DATA LISTING:

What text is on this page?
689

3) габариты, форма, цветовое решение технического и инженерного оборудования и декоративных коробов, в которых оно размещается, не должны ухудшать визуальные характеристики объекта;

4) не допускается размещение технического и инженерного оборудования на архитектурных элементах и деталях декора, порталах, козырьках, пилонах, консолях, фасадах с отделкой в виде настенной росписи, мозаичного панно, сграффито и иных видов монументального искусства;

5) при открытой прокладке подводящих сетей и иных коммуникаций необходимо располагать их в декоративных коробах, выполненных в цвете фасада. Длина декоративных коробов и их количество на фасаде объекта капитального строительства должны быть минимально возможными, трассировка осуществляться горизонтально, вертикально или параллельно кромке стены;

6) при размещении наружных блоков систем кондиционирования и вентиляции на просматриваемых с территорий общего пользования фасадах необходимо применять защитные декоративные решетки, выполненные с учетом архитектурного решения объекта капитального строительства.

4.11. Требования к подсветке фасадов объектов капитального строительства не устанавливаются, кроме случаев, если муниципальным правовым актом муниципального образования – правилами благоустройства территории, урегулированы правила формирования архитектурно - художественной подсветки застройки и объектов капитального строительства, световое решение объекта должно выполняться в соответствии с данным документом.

WORK REQUIRED: Reproduce the full listing word for word.

EXPECTED ANSWER:
What text is on this page?
689

3) габариты, форма, цветовое решение технического и инженерного оборудования и декоративных коробов, в которых оно размещается, не должны ухудшать визуальные характеристики объекта;

4) не допускается размещение технического и инженерного оборудования на архитектурных элементах и деталях декора, порталах, козырьках, пилонах, консолях, фасадах с отделкой в виде настенной росписи, мозаичного панно, сграффито и иных видов монументального искусства;

5) при открытой прокладке подводящих сетей и иных коммуникаций необходимо располагать их в декоративных коробах, выполненных в цвете фасада. Длина декоративных коробов и их количество на фасаде объекта капитального строительства должны быть минимально возможными, трассировка осуществляться горизонтально, вертикально или параллельно кромке стены;

6) при размещении наружных блоков систем кондиционирования и вентиляции на просматриваемых с территорий общего пользования фасадах необходимо применять защитные декоративные решетки, выполненные с учетом архитектурного решения объекта капитального строительства.

4.11. Требования к подсветке фасадов объектов капитального строительства не устанавливаются, кроме случаев, если муниципальным правовым актом муниципального образования – правилами благоустройства территории, урегулированы правила формирования архитектурно - художественной подсветки застройки и объектов капитального строительства, световое решение объекта должно выполняться в соответствии с данным документом.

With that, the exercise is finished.